Drop the pictures from the entries below, then reproduce the rest exactly.
-=-=-=-=-
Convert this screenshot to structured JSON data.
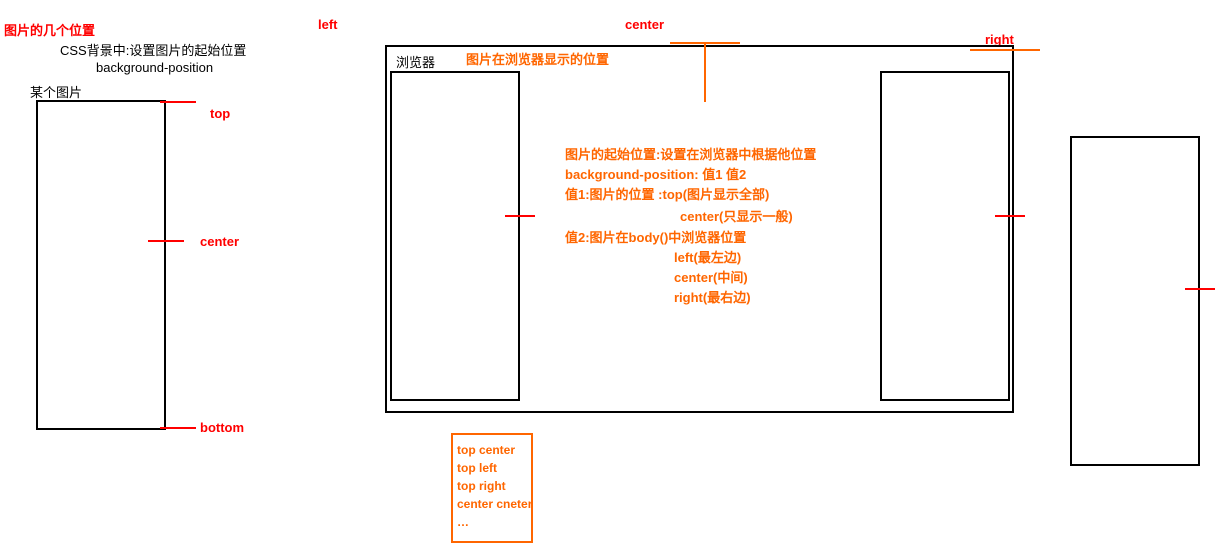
{
  "left_panel": {
    "title": "图片的几个位置",
    "subtitle1": "CSS背景中:设置图片的起始位置",
    "subtitle2": "background-position",
    "image_label": "某个图片",
    "pos_top": "top",
    "pos_center": "center",
    "pos_bottom": "bottom"
  },
  "browser": {
    "label_left": "left",
    "label_center": "center",
    "label_right": "right",
    "browser_text": "浏览器",
    "caption": "图片在浏览器显示的位置",
    "body": {
      "l1": "图片的起始位置:设置在浏览器中根据他位置",
      "l2": "background-position: 值1 值2",
      "l3": "值1:图片的位置 :top(图片显示全部)",
      "l4": "center(只显示一般)",
      "l5": "值2:图片在body()中浏览器位置",
      "l6": "left(最左边)",
      "l7": "center(中间)",
      "l8": "right(最右边)"
    }
  },
  "combos": {
    "c1": "top  center",
    "c2": "top left",
    "c3": "top right",
    "c4": "center cneter",
    "c5": "…"
  },
  "chart_data": {
    "type": "table",
    "title": "CSS background-position 值组合",
    "series": [
      {
        "name": "值1 (图片的位置)",
        "values": [
          "top",
          "center",
          "bottom"
        ],
        "notes": [
          "图片显示全部",
          "只显示一般",
          ""
        ]
      },
      {
        "name": "值2 (图片在body()中浏览器位置)",
        "values": [
          "left",
          "center",
          "right"
        ],
        "notes": [
          "最左边",
          "中间",
          "最右边"
        ]
      }
    ],
    "combinations": [
      "top center",
      "top left",
      "top right",
      "center center",
      "…"
    ]
  }
}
-=-=-=-=-
OUTPUT OF THE TASK:
Convert this screenshot to structured JSON data.
{
  "left_panel": {
    "title": "图片的几个位置",
    "subtitle1": "CSS背景中:设置图片的起始位置",
    "subtitle2": "background-position",
    "image_label": "某个图片",
    "pos_top": "top",
    "pos_center": "center",
    "pos_bottom": "bottom"
  },
  "browser": {
    "label_left": "left",
    "label_center": "center",
    "label_right": "right",
    "browser_text": "浏览器",
    "caption": "图片在浏览器显示的位置",
    "body": {
      "l1": "图片的起始位置:设置在浏览器中根据他位置",
      "l2": "background-position: 值1 值2",
      "l3": "值1:图片的位置 :top(图片显示全部)",
      "l4": "center(只显示一般)",
      "l5": "值2:图片在body()中浏览器位置",
      "l6": "left(最左边)",
      "l7": "center(中间)",
      "l8": "right(最右边)"
    }
  },
  "combos": {
    "c1": "top  center",
    "c2": "top left",
    "c3": "top right",
    "c4": "center cneter",
    "c5": "…"
  },
  "chart_data": {
    "type": "table",
    "title": "CSS background-position 值组合",
    "series": [
      {
        "name": "值1 (图片的位置)",
        "values": [
          "top",
          "center",
          "bottom"
        ],
        "notes": [
          "图片显示全部",
          "只显示一般",
          ""
        ]
      },
      {
        "name": "值2 (图片在body()中浏览器位置)",
        "values": [
          "left",
          "center",
          "right"
        ],
        "notes": [
          "最左边",
          "中间",
          "最右边"
        ]
      }
    ],
    "combinations": [
      "top center",
      "top left",
      "top right",
      "center center",
      "…"
    ]
  }
}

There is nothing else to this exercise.